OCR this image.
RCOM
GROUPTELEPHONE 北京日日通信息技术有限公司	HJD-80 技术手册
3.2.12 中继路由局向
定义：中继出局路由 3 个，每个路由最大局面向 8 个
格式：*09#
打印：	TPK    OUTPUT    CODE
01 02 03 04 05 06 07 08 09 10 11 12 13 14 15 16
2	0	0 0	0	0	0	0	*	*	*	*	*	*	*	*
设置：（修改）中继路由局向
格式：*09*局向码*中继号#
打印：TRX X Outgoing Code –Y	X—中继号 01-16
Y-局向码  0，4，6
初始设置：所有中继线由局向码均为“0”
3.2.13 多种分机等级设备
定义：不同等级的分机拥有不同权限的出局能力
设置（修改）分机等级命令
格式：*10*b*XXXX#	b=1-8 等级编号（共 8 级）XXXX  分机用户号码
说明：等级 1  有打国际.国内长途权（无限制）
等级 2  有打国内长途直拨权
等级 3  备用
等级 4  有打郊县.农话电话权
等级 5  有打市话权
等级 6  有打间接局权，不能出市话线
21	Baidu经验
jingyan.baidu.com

* * *

__Short exercise__
The entries above must be returned in full, exactly as shown.

__Expected answer__
OCR this image.
RCOM
GROUPTELEPHONE 北京日日通信息技术有限公司	HJD-80 技术手册
3.2.12 中继路由局向
定义：中继出局路由 3 个，每个路由最大局面向 8 个
格式：*09#
打印：	TPK    OUTPUT    CODE
01 02 03 04 05 06 07 08 09 10 11 12 13 14 15 16
2	0	0 0	0	0	0	0	*	*	*	*	*	*	*	*
设置：（修改）中继路由局向
格式：*09*局向码*中继号#
打印：TRX X Outgoing Code –Y	X—中继号 01-16
Y-局向码  0，4，6
初始设置：所有中继线由局向码均为“0”
3.2.13 多种分机等级设备
定义：不同等级的分机拥有不同权限的出局能力
设置（修改）分机等级命令
格式：*10*b*XXXX#	b=1-8 等级编号（共 8 级）XXXX  分机用户号码
说明：等级 1  有打国际.国内长途权（无限制）
等级 2  有打国内长途直拨权
等级 3  备用
等级 4  有打郊县.农话电话权
等级 5  有打市话权
等级 6  有打间接局权，不能出市话线
21	Baidu经验
jingyan.baidu.com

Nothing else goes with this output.